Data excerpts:
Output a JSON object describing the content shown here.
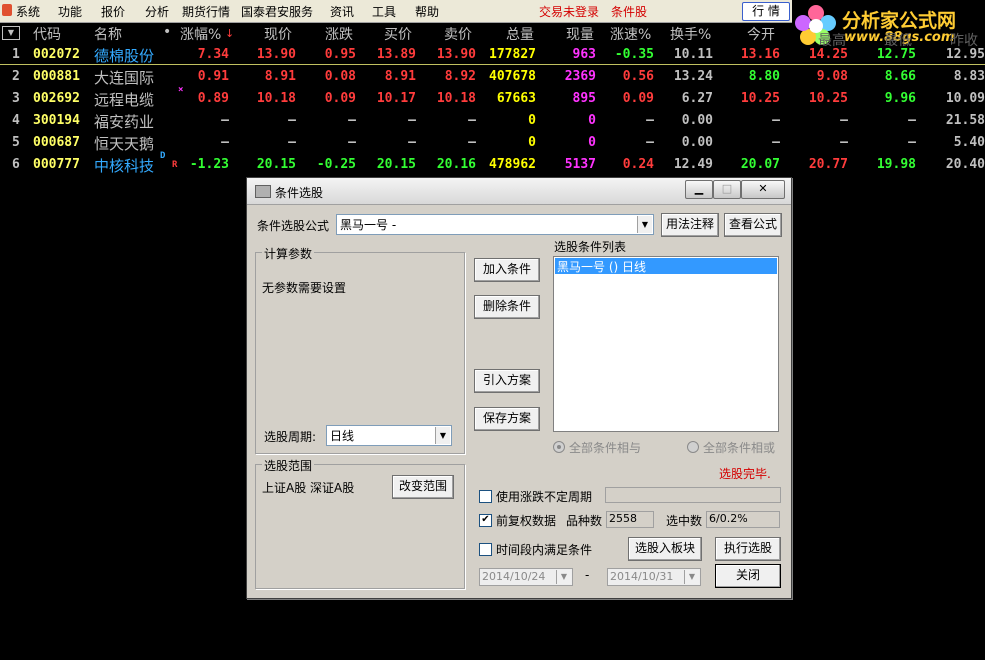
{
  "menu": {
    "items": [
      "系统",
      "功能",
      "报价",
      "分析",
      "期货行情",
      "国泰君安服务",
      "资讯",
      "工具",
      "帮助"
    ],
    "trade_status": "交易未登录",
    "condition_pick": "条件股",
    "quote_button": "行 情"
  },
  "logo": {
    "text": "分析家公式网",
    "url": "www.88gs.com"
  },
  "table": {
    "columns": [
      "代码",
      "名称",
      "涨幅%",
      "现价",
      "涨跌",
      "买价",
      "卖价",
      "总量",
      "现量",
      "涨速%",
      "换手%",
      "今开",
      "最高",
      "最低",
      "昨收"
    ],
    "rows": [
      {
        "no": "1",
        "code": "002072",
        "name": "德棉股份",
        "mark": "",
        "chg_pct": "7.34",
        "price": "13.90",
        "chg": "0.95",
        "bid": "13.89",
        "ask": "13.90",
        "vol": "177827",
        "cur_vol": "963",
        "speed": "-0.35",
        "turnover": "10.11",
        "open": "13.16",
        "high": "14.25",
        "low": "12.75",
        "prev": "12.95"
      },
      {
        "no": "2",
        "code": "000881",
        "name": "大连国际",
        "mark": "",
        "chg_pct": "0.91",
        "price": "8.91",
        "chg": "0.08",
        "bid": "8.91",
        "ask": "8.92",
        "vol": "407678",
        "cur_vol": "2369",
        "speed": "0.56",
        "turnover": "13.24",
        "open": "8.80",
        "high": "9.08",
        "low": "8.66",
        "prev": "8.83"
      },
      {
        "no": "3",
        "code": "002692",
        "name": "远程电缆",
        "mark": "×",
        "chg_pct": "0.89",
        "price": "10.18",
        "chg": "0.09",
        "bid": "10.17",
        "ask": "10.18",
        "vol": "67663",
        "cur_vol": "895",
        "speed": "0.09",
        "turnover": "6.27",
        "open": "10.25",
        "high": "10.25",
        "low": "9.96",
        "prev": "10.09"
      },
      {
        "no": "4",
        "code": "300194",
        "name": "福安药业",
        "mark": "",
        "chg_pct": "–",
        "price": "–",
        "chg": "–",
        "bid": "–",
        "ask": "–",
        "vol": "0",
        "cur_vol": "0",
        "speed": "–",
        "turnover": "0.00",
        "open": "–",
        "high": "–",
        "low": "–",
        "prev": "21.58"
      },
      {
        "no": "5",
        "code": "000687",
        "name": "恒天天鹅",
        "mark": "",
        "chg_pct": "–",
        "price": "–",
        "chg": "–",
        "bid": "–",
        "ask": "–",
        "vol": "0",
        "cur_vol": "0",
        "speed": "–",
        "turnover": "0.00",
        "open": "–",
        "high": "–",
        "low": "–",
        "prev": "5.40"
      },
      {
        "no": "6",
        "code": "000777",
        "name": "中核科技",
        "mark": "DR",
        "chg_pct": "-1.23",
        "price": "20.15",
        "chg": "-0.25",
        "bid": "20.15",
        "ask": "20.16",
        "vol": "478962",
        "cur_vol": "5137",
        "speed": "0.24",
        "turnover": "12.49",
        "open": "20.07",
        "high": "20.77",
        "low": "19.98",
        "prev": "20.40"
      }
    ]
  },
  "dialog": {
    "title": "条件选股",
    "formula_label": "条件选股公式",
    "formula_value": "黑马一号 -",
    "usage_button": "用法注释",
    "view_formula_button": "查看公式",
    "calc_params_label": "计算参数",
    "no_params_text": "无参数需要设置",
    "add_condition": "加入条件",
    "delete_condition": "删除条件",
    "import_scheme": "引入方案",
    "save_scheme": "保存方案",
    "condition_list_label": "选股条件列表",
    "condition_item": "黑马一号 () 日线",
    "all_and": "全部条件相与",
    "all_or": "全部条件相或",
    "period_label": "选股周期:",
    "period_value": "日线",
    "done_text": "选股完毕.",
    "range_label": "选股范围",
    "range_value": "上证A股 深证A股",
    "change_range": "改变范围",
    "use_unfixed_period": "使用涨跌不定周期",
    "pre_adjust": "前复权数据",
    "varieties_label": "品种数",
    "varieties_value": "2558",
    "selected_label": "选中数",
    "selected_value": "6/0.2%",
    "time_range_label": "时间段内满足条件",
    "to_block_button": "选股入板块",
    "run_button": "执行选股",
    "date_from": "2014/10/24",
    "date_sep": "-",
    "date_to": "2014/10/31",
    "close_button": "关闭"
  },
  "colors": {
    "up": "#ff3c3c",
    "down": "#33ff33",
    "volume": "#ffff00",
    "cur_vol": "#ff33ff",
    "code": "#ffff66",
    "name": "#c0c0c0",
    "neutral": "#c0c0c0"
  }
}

_Requirements_
Count how many lines above include the word "name" and answer with that figure only.

_Expected answer_
7